◆ Records for the task ◆
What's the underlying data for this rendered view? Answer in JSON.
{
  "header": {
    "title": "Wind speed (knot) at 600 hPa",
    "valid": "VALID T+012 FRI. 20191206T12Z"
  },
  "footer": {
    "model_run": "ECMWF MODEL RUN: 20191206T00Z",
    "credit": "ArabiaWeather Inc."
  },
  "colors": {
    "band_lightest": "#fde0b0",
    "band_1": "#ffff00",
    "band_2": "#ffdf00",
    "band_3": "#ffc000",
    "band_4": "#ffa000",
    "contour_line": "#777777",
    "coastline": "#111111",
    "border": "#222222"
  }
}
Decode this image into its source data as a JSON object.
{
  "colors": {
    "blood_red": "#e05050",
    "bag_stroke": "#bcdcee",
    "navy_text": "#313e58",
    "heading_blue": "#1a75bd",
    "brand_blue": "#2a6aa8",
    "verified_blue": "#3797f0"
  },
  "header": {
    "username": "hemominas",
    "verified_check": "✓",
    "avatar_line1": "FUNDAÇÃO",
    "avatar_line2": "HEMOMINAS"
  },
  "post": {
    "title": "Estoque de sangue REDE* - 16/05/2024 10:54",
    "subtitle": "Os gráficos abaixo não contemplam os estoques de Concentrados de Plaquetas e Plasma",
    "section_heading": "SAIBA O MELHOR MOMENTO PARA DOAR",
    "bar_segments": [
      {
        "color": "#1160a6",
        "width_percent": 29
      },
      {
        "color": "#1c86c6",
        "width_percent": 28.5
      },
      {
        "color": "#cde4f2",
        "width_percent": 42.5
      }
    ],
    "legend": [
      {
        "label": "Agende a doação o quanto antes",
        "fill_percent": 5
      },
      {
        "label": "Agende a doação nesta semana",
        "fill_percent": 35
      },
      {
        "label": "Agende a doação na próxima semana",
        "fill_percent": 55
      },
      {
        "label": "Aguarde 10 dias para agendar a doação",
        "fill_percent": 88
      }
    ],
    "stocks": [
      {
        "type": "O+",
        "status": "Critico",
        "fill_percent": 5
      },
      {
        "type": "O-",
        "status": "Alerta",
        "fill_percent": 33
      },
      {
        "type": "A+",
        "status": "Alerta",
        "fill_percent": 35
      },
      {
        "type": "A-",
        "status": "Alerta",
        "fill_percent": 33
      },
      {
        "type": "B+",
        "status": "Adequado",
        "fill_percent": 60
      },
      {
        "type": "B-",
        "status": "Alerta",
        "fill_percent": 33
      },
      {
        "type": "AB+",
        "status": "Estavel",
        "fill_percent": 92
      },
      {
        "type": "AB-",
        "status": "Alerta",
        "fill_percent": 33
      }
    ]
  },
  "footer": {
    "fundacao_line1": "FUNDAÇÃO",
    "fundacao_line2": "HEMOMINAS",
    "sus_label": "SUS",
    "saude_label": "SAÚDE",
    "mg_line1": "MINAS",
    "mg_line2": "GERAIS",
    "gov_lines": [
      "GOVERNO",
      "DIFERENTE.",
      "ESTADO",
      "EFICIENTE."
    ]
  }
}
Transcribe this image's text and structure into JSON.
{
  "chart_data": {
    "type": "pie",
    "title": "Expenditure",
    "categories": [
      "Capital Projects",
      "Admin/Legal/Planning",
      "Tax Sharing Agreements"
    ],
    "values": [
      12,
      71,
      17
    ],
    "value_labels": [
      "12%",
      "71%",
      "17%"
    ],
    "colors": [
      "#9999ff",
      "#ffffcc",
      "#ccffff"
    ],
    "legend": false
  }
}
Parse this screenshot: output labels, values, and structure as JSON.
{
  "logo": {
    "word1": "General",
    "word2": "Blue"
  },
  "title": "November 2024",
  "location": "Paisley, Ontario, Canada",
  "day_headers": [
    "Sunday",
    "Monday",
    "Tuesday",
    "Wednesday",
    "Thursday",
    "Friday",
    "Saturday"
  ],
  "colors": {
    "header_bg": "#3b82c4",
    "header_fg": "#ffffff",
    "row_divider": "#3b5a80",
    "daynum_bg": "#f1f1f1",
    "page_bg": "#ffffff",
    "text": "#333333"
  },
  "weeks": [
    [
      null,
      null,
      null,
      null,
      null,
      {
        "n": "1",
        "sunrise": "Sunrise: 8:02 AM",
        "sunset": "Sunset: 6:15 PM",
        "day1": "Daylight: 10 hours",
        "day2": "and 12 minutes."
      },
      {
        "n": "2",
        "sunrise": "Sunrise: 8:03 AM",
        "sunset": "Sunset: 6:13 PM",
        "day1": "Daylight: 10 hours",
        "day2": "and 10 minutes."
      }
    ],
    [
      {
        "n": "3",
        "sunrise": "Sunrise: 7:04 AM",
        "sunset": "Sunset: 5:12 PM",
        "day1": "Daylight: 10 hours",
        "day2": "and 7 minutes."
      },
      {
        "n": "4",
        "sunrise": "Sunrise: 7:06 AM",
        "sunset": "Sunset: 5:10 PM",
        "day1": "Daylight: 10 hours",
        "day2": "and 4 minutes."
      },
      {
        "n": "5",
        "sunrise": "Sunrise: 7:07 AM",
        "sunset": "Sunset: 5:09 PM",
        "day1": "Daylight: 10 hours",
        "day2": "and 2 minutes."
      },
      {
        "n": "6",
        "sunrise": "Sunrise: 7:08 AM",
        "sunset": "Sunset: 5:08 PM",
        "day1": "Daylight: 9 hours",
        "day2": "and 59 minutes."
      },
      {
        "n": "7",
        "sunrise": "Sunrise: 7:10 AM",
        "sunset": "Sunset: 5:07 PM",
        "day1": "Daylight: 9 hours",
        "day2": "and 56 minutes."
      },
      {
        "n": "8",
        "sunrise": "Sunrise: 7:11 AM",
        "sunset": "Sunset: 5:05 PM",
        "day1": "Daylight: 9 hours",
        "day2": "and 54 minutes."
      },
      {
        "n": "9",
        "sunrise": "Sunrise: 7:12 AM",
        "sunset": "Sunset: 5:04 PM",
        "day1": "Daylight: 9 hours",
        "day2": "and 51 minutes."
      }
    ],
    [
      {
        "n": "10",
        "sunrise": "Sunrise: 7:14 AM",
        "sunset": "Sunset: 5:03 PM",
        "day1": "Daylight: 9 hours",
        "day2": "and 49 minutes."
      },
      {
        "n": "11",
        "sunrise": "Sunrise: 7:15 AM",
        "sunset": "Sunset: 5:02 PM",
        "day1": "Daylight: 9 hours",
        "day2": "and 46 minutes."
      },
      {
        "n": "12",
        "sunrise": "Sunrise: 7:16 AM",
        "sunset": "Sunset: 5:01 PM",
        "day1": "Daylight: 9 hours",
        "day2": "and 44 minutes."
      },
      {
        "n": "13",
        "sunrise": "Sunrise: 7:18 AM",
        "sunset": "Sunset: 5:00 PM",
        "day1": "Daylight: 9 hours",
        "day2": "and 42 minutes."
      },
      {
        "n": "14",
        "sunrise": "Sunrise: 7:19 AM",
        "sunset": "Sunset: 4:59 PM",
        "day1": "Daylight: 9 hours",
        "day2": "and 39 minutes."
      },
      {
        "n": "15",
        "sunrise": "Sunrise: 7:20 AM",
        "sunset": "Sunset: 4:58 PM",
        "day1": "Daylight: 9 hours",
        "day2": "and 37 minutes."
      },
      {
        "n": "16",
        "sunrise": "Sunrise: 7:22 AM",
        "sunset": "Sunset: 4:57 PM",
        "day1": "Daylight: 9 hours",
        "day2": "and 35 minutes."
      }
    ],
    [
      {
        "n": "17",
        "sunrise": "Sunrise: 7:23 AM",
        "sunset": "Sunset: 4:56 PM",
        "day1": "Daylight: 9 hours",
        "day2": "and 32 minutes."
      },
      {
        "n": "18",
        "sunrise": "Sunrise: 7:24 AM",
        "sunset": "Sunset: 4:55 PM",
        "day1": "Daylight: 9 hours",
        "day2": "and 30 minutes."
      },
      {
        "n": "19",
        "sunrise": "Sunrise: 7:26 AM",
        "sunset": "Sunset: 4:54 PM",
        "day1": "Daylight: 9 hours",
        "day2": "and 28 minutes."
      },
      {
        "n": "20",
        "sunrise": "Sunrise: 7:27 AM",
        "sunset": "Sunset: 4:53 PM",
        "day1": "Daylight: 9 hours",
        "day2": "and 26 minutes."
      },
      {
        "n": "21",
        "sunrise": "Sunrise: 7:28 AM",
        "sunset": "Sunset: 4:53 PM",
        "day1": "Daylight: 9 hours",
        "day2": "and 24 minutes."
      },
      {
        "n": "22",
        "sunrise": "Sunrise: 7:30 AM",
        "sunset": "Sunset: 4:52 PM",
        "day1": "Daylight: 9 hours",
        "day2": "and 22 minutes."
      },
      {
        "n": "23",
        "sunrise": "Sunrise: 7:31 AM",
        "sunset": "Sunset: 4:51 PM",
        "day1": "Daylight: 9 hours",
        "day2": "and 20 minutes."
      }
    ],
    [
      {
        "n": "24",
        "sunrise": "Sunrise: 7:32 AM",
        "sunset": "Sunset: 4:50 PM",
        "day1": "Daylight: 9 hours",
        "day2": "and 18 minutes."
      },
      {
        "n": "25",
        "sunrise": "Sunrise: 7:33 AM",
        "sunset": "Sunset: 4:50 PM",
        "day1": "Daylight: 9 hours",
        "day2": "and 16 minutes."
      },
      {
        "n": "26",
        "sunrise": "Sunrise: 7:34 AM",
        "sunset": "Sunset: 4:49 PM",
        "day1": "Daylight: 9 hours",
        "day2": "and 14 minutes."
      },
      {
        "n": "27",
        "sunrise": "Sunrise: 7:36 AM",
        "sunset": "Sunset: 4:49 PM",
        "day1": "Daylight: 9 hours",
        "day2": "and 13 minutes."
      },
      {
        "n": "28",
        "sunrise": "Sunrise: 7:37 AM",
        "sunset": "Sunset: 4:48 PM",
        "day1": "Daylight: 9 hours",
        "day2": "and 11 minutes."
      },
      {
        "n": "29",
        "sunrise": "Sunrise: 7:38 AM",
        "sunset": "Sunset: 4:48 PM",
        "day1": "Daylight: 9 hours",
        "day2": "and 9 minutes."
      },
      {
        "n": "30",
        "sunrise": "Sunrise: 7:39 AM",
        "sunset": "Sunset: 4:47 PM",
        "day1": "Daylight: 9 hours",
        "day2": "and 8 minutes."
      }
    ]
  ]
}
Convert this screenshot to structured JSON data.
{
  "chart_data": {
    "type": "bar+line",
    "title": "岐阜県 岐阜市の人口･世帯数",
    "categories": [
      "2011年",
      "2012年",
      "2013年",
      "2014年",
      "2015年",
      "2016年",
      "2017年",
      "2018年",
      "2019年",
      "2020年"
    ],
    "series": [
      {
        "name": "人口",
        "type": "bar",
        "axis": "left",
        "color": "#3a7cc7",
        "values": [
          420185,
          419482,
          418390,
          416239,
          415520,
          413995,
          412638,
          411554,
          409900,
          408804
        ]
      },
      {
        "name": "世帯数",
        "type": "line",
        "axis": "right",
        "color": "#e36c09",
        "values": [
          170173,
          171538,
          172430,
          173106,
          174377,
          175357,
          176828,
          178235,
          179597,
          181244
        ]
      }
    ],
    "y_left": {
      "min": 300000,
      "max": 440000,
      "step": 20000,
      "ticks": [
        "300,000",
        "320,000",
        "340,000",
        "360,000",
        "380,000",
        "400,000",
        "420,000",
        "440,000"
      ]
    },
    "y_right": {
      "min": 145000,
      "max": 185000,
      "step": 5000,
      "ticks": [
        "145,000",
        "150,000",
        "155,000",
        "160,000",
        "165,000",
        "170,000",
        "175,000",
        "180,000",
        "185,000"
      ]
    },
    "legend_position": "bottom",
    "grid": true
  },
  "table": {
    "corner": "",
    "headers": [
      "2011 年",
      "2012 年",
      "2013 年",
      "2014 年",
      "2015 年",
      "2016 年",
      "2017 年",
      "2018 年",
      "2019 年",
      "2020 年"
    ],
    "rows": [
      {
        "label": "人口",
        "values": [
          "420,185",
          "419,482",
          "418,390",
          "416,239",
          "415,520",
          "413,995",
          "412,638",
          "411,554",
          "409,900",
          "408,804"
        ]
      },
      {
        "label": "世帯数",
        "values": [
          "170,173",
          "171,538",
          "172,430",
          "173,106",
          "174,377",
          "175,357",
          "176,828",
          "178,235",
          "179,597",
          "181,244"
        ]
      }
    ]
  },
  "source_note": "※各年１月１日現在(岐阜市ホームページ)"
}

◆ Short problem ◆
Work out how many lines in the records above hold the string "FUNDAÇÃO", then give only that count.

◆ Answer to the problem ◆
2